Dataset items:
****
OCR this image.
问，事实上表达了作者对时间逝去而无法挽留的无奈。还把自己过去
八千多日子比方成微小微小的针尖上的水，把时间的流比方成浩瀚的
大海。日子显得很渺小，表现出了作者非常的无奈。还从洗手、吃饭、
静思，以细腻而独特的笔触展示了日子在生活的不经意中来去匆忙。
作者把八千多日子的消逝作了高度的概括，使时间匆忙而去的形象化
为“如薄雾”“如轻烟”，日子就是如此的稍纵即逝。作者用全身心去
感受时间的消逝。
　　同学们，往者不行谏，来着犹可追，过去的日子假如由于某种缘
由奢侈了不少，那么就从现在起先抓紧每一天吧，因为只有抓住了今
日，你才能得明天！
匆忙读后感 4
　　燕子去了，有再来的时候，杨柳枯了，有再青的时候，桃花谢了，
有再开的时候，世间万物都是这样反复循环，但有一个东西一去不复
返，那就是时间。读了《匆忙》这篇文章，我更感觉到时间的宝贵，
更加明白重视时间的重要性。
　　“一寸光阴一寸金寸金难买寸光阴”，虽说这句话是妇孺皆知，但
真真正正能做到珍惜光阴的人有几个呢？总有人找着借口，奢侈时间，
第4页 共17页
****
» TASK INSTRUCTIONS
Transcribe the full listing above without leaving anything out.

» ANSWER TO THIS PROBLEM
OCR this image.
问，事实上表达了作者对时间逝去而无法挽留的无奈。还把自己过去
八千多日子比方成微小微小的针尖上的水，把时间的流比方成浩瀚的
大海。日子显得很渺小，表现出了作者非常的无奈。还从洗手、吃饭、
静思，以细腻而独特的笔触展示了日子在生活的不经意中来去匆忙。
作者把八千多日子的消逝作了高度的概括，使时间匆忙而去的形象化
为“如薄雾”“如轻烟”，日子就是如此的稍纵即逝。作者用全身心去
感受时间的消逝。
　　同学们，往者不行谏，来着犹可追，过去的日子假如由于某种缘
由奢侈了不少，那么就从现在起先抓紧每一天吧，因为只有抓住了今
日，你才能得明天！
匆忙读后感 4
　　燕子去了，有再来的时候，杨柳枯了，有再青的时候，桃花谢了，
有再开的时候，世间万物都是这样反复循环，但有一个东西一去不复
返，那就是时间。读了《匆忙》这篇文章，我更感觉到时间的宝贵，
更加明白重视时间的重要性。
　　“一寸光阴一寸金寸金难买寸光阴”，虽说这句话是妇孺皆知，但
真真正正能做到珍惜光阴的人有几个呢？总有人找着借口，奢侈时间，
第4页 共17页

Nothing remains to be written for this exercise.